── Recorded data

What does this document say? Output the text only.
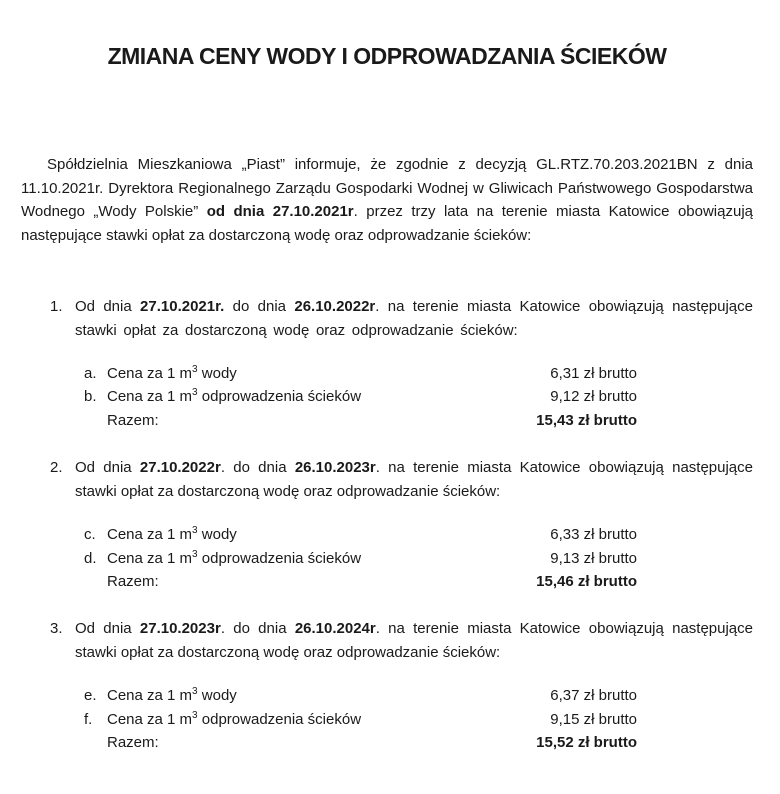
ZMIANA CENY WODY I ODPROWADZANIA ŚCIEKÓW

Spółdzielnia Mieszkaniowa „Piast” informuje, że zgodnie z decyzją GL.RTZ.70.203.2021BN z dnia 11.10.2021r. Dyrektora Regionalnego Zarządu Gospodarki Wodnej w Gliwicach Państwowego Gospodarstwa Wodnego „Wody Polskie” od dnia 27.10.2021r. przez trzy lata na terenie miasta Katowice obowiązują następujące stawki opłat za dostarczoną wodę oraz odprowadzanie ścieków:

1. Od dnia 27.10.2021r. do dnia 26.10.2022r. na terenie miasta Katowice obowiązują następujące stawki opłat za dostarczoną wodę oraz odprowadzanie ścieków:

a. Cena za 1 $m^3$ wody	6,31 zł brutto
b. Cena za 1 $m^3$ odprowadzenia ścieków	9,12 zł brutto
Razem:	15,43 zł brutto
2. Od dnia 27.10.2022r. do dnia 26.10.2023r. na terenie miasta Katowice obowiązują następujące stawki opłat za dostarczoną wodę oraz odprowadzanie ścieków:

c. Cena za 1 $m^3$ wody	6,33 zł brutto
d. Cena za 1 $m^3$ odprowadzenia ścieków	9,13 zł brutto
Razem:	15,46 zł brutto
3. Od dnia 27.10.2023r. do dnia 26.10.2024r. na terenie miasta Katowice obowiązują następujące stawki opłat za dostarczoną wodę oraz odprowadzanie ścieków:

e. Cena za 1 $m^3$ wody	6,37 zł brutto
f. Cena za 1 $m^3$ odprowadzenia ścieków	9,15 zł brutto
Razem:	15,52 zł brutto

────

=== Requirement ===
Each entry gets copied exactly; the pictures stay out.

=== Expected answer ===
What does this document say? Output the text only.
ZMIANA CENY WODY I ODPROWADZANIA ŚCIEKÓW

Spółdzielnia Mieszkaniowa „Piast” informuje, że zgodnie z decyzją GL.RTZ.70.203.2021BN z dnia 11.10.2021r. Dyrektora Regionalnego Zarządu Gospodarki Wodnej w Gliwicach Państwowego Gospodarstwa Wodnego „Wody Polskie” od dnia 27.10.2021r. przez trzy lata na terenie miasta Katowice obowiązują następujące stawki opłat za dostarczoną wodę oraz odprowadzanie ścieków:

1. Od dnia 27.10.2021r. do dnia 26.10.2022r. na terenie miasta Katowice obowiązują następujące stawki opłat za dostarczoną wodę oraz odprowadzanie ścieków:

a. Cena za 1 $m^3$ wody	6,31 zł brutto
b. Cena za 1 $m^3$ odprowadzenia ścieków	9,12 zł brutto
Razem:	15,43 zł brutto
2. Od dnia 27.10.2022r. do dnia 26.10.2023r. na terenie miasta Katowice obowiązują następujące stawki opłat za dostarczoną wodę oraz odprowadzanie ścieków:

c. Cena za 1 $m^3$ wody	6,33 zł brutto
d. Cena za 1 $m^3$ odprowadzenia ścieków	9,13 zł brutto
Razem:	15,46 zł brutto
3. Od dnia 27.10.2023r. do dnia 26.10.2024r. na terenie miasta Katowice obowiązują następujące stawki opłat za dostarczoną wodę oraz odprowadzanie ścieków:

e. Cena za 1 $m^3$ wody	6,37 zł brutto
f. Cena za 1 $m^3$ odprowadzenia ścieków	9,15 zł brutto
Razem:	15,52 zł brutto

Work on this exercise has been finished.